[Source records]
++++++++++++++++++++
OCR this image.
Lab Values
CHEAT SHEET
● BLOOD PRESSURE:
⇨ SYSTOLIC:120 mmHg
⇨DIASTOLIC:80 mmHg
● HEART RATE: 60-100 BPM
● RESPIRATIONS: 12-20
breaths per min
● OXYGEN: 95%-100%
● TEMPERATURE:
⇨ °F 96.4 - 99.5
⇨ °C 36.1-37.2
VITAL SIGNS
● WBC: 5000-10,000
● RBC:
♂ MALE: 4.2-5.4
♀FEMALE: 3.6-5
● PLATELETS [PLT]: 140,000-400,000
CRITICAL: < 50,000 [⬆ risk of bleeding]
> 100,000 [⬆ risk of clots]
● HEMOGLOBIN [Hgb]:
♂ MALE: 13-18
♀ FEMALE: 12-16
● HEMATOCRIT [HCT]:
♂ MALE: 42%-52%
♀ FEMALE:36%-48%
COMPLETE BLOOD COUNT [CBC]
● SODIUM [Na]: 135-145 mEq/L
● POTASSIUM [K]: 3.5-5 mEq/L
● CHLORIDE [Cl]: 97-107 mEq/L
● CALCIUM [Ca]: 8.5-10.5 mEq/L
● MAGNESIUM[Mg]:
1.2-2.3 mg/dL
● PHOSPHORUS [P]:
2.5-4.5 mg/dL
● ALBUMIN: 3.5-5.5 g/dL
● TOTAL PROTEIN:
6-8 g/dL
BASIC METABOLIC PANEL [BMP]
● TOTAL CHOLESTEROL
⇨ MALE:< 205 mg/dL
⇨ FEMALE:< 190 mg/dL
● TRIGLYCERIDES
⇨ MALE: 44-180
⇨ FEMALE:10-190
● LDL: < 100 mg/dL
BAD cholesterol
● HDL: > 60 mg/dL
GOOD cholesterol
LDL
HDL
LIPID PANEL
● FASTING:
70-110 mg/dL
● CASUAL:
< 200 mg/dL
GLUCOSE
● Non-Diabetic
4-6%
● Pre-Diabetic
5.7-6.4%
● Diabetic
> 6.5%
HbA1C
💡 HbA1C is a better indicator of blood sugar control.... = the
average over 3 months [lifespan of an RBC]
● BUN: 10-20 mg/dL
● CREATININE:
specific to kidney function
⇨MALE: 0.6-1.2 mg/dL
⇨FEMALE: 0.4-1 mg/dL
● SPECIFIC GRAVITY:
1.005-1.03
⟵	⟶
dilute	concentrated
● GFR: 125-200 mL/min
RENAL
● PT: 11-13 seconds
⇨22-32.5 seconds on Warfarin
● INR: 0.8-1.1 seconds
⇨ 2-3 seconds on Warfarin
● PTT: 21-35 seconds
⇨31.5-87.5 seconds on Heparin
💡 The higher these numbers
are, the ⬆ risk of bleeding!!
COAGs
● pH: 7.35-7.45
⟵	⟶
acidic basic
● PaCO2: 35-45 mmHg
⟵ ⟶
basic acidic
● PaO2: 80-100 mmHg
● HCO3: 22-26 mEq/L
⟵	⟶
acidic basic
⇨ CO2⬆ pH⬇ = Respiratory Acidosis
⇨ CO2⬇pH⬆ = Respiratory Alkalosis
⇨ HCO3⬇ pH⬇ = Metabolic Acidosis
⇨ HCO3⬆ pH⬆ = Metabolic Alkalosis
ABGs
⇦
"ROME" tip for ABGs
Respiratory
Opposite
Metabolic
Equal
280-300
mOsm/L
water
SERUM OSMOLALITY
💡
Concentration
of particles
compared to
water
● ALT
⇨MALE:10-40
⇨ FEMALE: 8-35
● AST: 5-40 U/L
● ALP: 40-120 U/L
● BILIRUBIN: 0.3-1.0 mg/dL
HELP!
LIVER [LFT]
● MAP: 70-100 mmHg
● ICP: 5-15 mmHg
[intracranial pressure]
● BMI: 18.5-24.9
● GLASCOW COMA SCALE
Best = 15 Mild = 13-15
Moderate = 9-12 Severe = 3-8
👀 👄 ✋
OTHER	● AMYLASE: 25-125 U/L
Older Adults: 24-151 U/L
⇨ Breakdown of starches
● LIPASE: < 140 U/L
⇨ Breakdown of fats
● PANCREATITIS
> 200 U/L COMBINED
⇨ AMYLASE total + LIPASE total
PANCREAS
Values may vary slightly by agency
++++++++++++++++++++
▶ TASK INSTRUCTIONS: The data is to be reproduced in full, every line intact.

▶ ANSWER TO THE PROBLEM:
OCR this image.
Lab Values
CHEAT SHEET
● BLOOD PRESSURE:
⇨ SYSTOLIC:120 mmHg
⇨DIASTOLIC:80 mmHg
● HEART RATE: 60-100 BPM
● RESPIRATIONS: 12-20
breaths per min
● OXYGEN: 95%-100%
● TEMPERATURE:
⇨ °F 96.4 - 99.5
⇨ °C 36.1-37.2
VITAL SIGNS
● WBC: 5000-10,000
● RBC:
♂ MALE: 4.2-5.4
♀FEMALE: 3.6-5
● PLATELETS [PLT]: 140,000-400,000
CRITICAL: < 50,000 [⬆ risk of bleeding]
> 100,000 [⬆ risk of clots]
● HEMOGLOBIN [Hgb]:
♂ MALE: 13-18
♀ FEMALE: 12-16
● HEMATOCRIT [HCT]:
♂ MALE: 42%-52%
♀ FEMALE:36%-48%
COMPLETE BLOOD COUNT [CBC]
● SODIUM [Na]: 135-145 mEq/L
● POTASSIUM [K]: 3.5-5 mEq/L
● CHLORIDE [Cl]: 97-107 mEq/L
● CALCIUM [Ca]: 8.5-10.5 mEq/L
● MAGNESIUM[Mg]:
1.2-2.3 mg/dL
● PHOSPHORUS [P]:
2.5-4.5 mg/dL
● ALBUMIN: 3.5-5.5 g/dL
● TOTAL PROTEIN:
6-8 g/dL
BASIC METABOLIC PANEL [BMP]
● TOTAL CHOLESTEROL
⇨ MALE:< 205 mg/dL
⇨ FEMALE:< 190 mg/dL
● TRIGLYCERIDES
⇨ MALE: 44-180
⇨ FEMALE:10-190
● LDL: < 100 mg/dL
BAD cholesterol
● HDL: > 60 mg/dL
GOOD cholesterol
LDL
HDL
LIPID PANEL
● FASTING:
70-110 mg/dL
● CASUAL:
< 200 mg/dL
GLUCOSE
● Non-Diabetic
4-6%
● Pre-Diabetic
5.7-6.4%
● Diabetic
> 6.5%
HbA1C
💡 HbA1C is a better indicator of blood sugar control.... = the
average over 3 months [lifespan of an RBC]
● BUN: 10-20 mg/dL
● CREATININE:
specific to kidney function
⇨MALE: 0.6-1.2 mg/dL
⇨FEMALE: 0.4-1 mg/dL
● SPECIFIC GRAVITY:
1.005-1.03
⟵	⟶
dilute	concentrated
● GFR: 125-200 mL/min
RENAL
● PT: 11-13 seconds
⇨22-32.5 seconds on Warfarin
● INR: 0.8-1.1 seconds
⇨ 2-3 seconds on Warfarin
● PTT: 21-35 seconds
⇨31.5-87.5 seconds on Heparin
💡 The higher these numbers
are, the ⬆ risk of bleeding!!
COAGs
● pH: 7.35-7.45
⟵	⟶
acidic basic
● PaCO2: 35-45 mmHg
⟵ ⟶
basic acidic
● PaO2: 80-100 mmHg
● HCO3: 22-26 mEq/L
⟵	⟶
acidic basic
⇨ CO2⬆ pH⬇ = Respiratory Acidosis
⇨ CO2⬇pH⬆ = Respiratory Alkalosis
⇨ HCO3⬇ pH⬇ = Metabolic Acidosis
⇨ HCO3⬆ pH⬆ = Metabolic Alkalosis
ABGs
⇦
"ROME" tip for ABGs
Respiratory
Opposite
Metabolic
Equal
280-300
mOsm/L
water
SERUM OSMOLALITY
💡
Concentration
of particles
compared to
water
● ALT
⇨MALE:10-40
⇨ FEMALE: 8-35
● AST: 5-40 U/L
● ALP: 40-120 U/L
● BILIRUBIN: 0.3-1.0 mg/dL
HELP!
LIVER [LFT]
● MAP: 70-100 mmHg
● ICP: 5-15 mmHg
[intracranial pressure]
● BMI: 18.5-24.9
● GLASCOW COMA SCALE
Best = 15 Mild = 13-15
Moderate = 9-12 Severe = 3-8
👀 👄 ✋
OTHER	● AMYLASE: 25-125 U/L
Older Adults: 24-151 U/L
⇨ Breakdown of starches
● LIPASE: < 140 U/L
⇨ Breakdown of fats
● PANCREATITIS
> 200 U/L COMBINED
⇨ AMYLASE total + LIPASE total
PANCREAS
Values may vary slightly by agency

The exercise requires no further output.